Data extract |
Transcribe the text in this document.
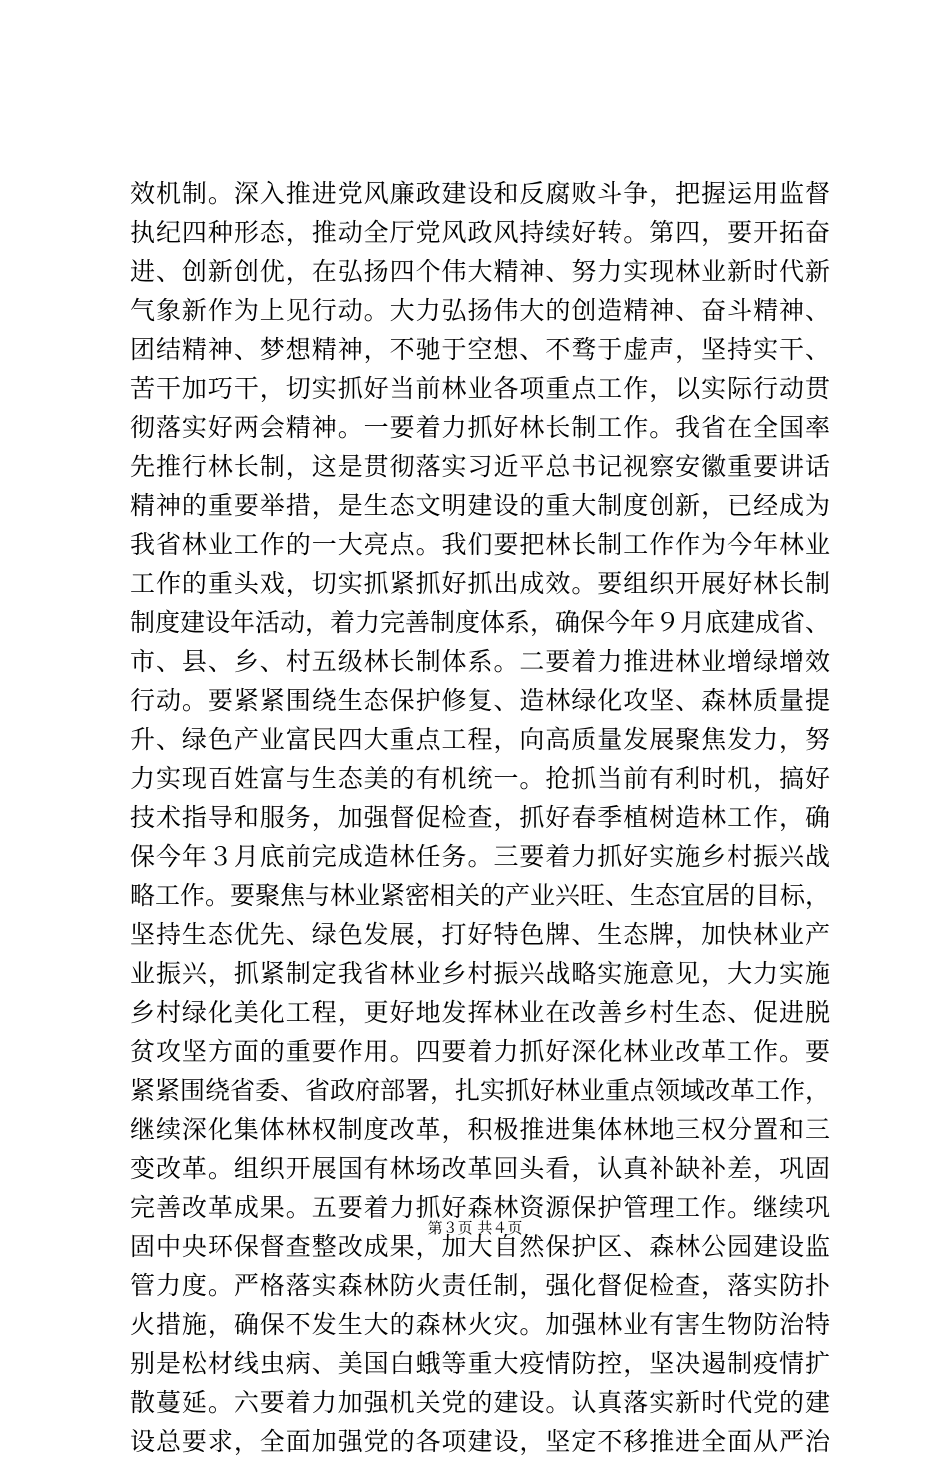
效机制。深入推进党风廉政建设和反腐败斗争，把握运用监督
执纪四种形态，推动全厅党风政风持续好转。第四，要开拓奋
进、创新创优，在弘扬四个伟大精神、努力实现林业新时代新
气象新作为上见行动。大力弘扬伟大的创造精神、奋斗精神、
团结精神、梦想精神，不驰于空想、不骛于虚声，坚持实干、
苦干加巧干，切实抓好当前林业各项重点工作，以实际行动贯
彻落实好两会精神。一要着力抓好林长制工作。我省在全国率
先推行林长制，这是贯彻落实习近平总书记视察安徽重要讲话
精神的重要举措，是生态文明建设的重大制度创新，已经成为
我省林业工作的一大亮点。我们要把林长制工作作为今年林业
工作的重头戏，切实抓紧抓好抓出成效。要组织开展好林长制
制度建设年活动，着力完善制度体系，确保今年９月底建成省、
市、县、乡、村五级林长制体系。二要着力推进林业增绿增效
行动。要紧紧围绕生态保护修复、造林绿化攻坚、森林质量提
升、绿色产业富民四大重点工程，向高质量发展聚焦发力，努
力实现百姓富与生态美的有机统一。抢抓当前有利时机，搞好
技术指导和服务，加强督促检查，抓好春季植树造林工作，确
保今年３月底前完成造林任务。三要着力抓好实施乡村振兴战
略工作。要聚焦与林业紧密相关的产业兴旺、生态宜居的目标，
坚持生态优先、绿色发展，打好特色牌、生态牌，加快林业产
业振兴，抓紧制定我省林业乡村振兴战略实施意见，大力实施
乡村绿化美化工程，更好地发挥林业在改善乡村生态、促进脱
贫攻坚方面的重要作用。四要着力抓好深化林业改革工作。要
紧紧围绕省委、省政府部署，扎实抓好林业重点领域改革工作，
继续深化集体林权制度改革，积极推进集体林地三权分置和三
变改革。组织开展国有林场改革回头看，认真补缺补差，巩固
完善改革成果。五要着力抓好森林资源保护管理工作。继续巩
固中央环保督查整改成果，加大自然保护区、森林公园建设监
管力度。严格落实森林防火责任制，强化督促检查，落实防扑
火措施，确保不发生大的森林火灾。加强林业有害生物防治特
别是松材线虫病、美国白蛾等重大疫情防控，坚决遏制疫情扩
散蔓延。六要着力加强机关党的建设。认真落实新时代党的建
设总要求，全面加强党的各项建设，坚定不移推进全面从严治
第３页 共４页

What to produce | Print all of the entries word for word. Skip any images they contain.

Exercise result |
Transcribe the text in this document.
效机制。深入推进党风廉政建设和反腐败斗争，把握运用监督
执纪四种形态，推动全厅党风政风持续好转。第四，要开拓奋
进、创新创优，在弘扬四个伟大精神、努力实现林业新时代新
气象新作为上见行动。大力弘扬伟大的创造精神、奋斗精神、
团结精神、梦想精神，不驰于空想、不骛于虚声，坚持实干、
苦干加巧干，切实抓好当前林业各项重点工作，以实际行动贯
彻落实好两会精神。一要着力抓好林长制工作。我省在全国率
先推行林长制，这是贯彻落实习近平总书记视察安徽重要讲话
精神的重要举措，是生态文明建设的重大制度创新，已经成为
我省林业工作的一大亮点。我们要把林长制工作作为今年林业
工作的重头戏，切实抓紧抓好抓出成效。要组织开展好林长制
制度建设年活动，着力完善制度体系，确保今年９月底建成省、
市、县、乡、村五级林长制体系。二要着力推进林业增绿增效
行动。要紧紧围绕生态保护修复、造林绿化攻坚、森林质量提
升、绿色产业富民四大重点工程，向高质量发展聚焦发力，努
力实现百姓富与生态美的有机统一。抢抓当前有利时机，搞好
技术指导和服务，加强督促检查，抓好春季植树造林工作，确
保今年３月底前完成造林任务。三要着力抓好实施乡村振兴战
略工作。要聚焦与林业紧密相关的产业兴旺、生态宜居的目标，
坚持生态优先、绿色发展，打好特色牌、生态牌，加快林业产
业振兴，抓紧制定我省林业乡村振兴战略实施意见，大力实施
乡村绿化美化工程，更好地发挥林业在改善乡村生态、促进脱
贫攻坚方面的重要作用。四要着力抓好深化林业改革工作。要
紧紧围绕省委、省政府部署，扎实抓好林业重点领域改革工作，
继续深化集体林权制度改革，积极推进集体林地三权分置和三
变改革。组织开展国有林场改革回头看，认真补缺补差，巩固
完善改革成果。五要着力抓好森林资源保护管理工作。继续巩
固中央环保督查整改成果，加大自然保护区、森林公园建设监
管力度。严格落实森林防火责任制，强化督促检查，落实防扑
火措施，确保不发生大的森林火灾。加强林业有害生物防治特
别是松材线虫病、美国白蛾等重大疫情防控，坚决遏制疫情扩
散蔓延。六要着力加强机关党的建设。认真落实新时代党的建
设总要求，全面加强党的各项建设，坚定不移推进全面从严治
第３页 共４页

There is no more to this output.